◆ AIM
Pick out every line that holds the string "operations" and copy it.

◆ DATASET ROWS
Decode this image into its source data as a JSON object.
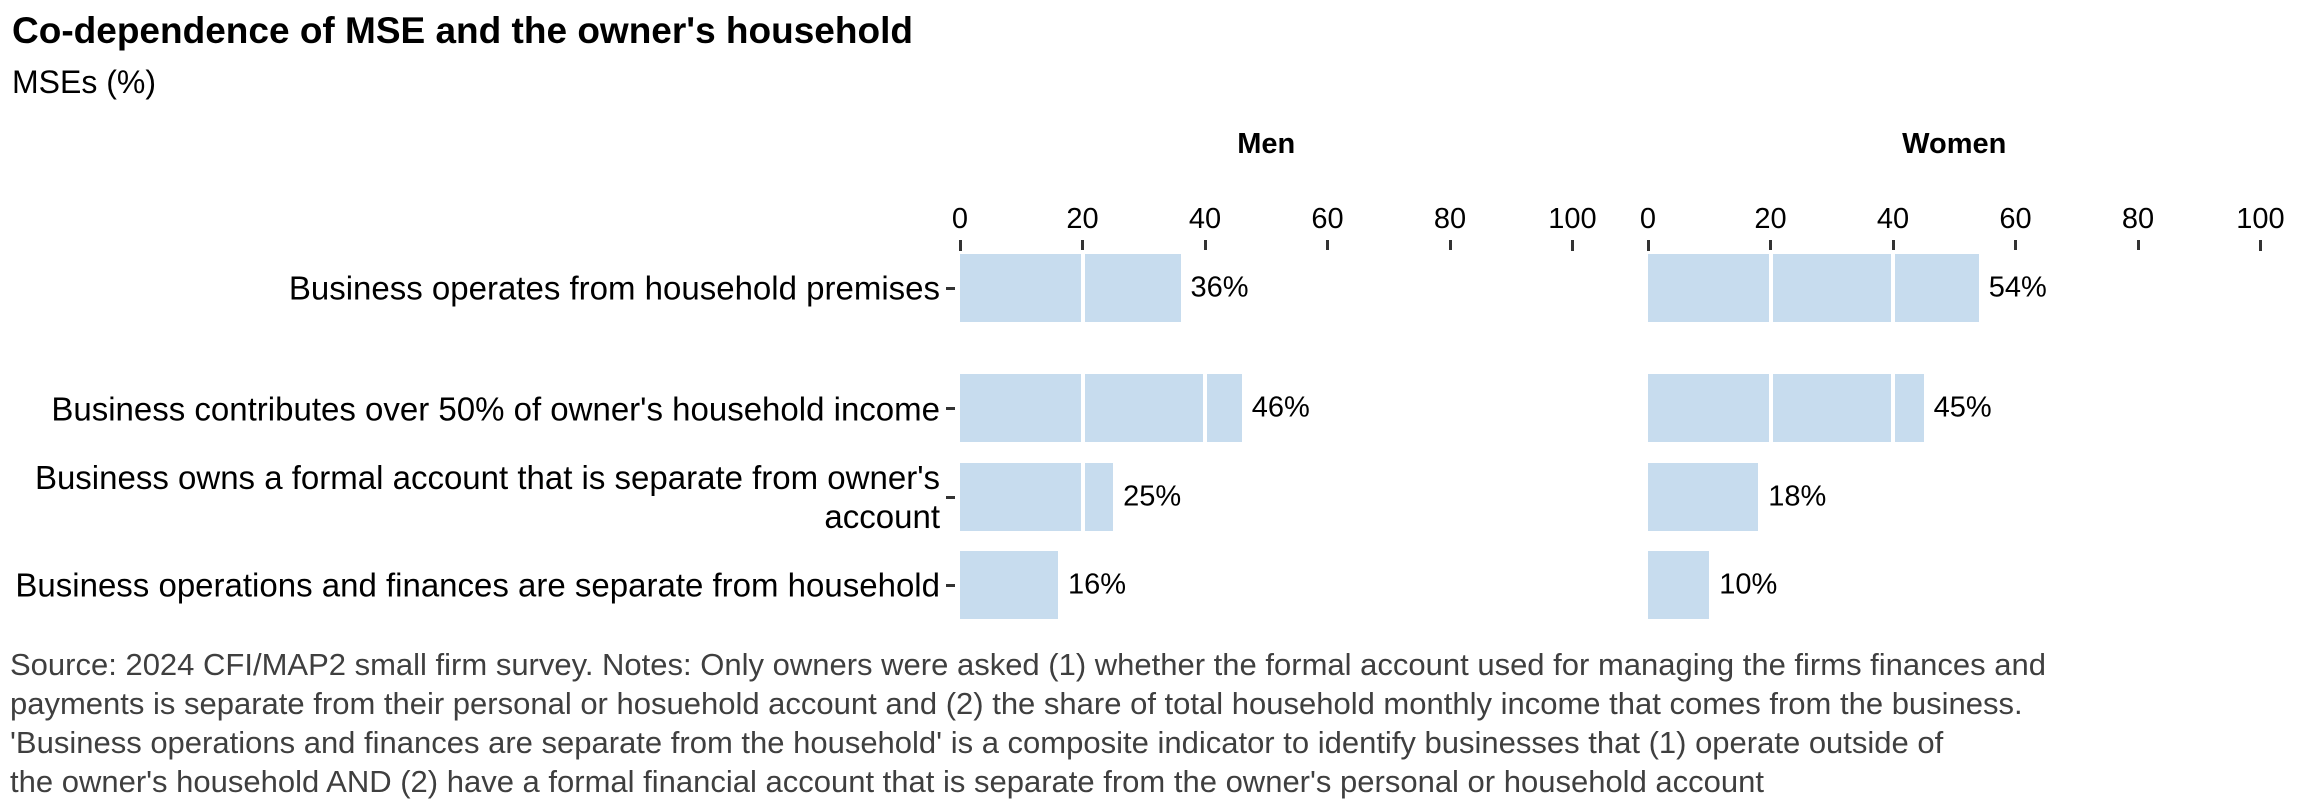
{
  "header": {
    "title": "Co-dependence of MSE and the owner's household",
    "subtitle": "MSEs (%)"
  },
  "chart_data": {
    "type": "bar",
    "orientation": "horizontal",
    "facets": [
      "Men",
      "Women"
    ],
    "categories": [
      "Business operates from household premises",
      "Business contributes over 50% of owner's household income",
      "Business owns a formal account that is separate from owner's account",
      "Business operations and finances are separate from household"
    ],
    "series": [
      {
        "name": "Men",
        "values": [
          36,
          46,
          25,
          16
        ],
        "labels": [
          "36%",
          "46%",
          "25%",
          "16%"
        ]
      },
      {
        "name": "Women",
        "values": [
          54,
          45,
          18,
          10
        ],
        "labels": [
          "54%",
          "45%",
          "18%",
          "10%"
        ]
      }
    ],
    "xlim": [
      0,
      100
    ],
    "xticks": [
      0,
      20,
      40,
      60,
      80,
      100
    ],
    "xlabel": "",
    "ylabel": "",
    "legend": "none",
    "grid": "white vertical gridlines drawn over bars at each x tick",
    "bar_color": "#c7dcee",
    "tick_color": "#333333",
    "footnote_color": "#3f3f3f"
  },
  "footnote": {
    "lines": [
      "Source: 2024 CFI/MAP2 small firm survey. Notes: Only owners were asked (1) whether the formal account used for managing the firms finances and",
      "payments is separate from their personal or hosuehold account and (2) the share of total household monthly income that comes from the business.",
      "'Business operations and finances are separate from the household' is a composite indicator to identify businesses that (1) operate outside of",
      "the owner's household AND (2) have a formal financial account that is separate from the owner's personal or household account"
    ]
  }
}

◆ SOLUTION FOR THIS PROBLEM
      "Business operations and finances are separate from household"
      "'Business operations and finances are separate from the household' is a composite indicator to identify businesses that (1) operate outside of",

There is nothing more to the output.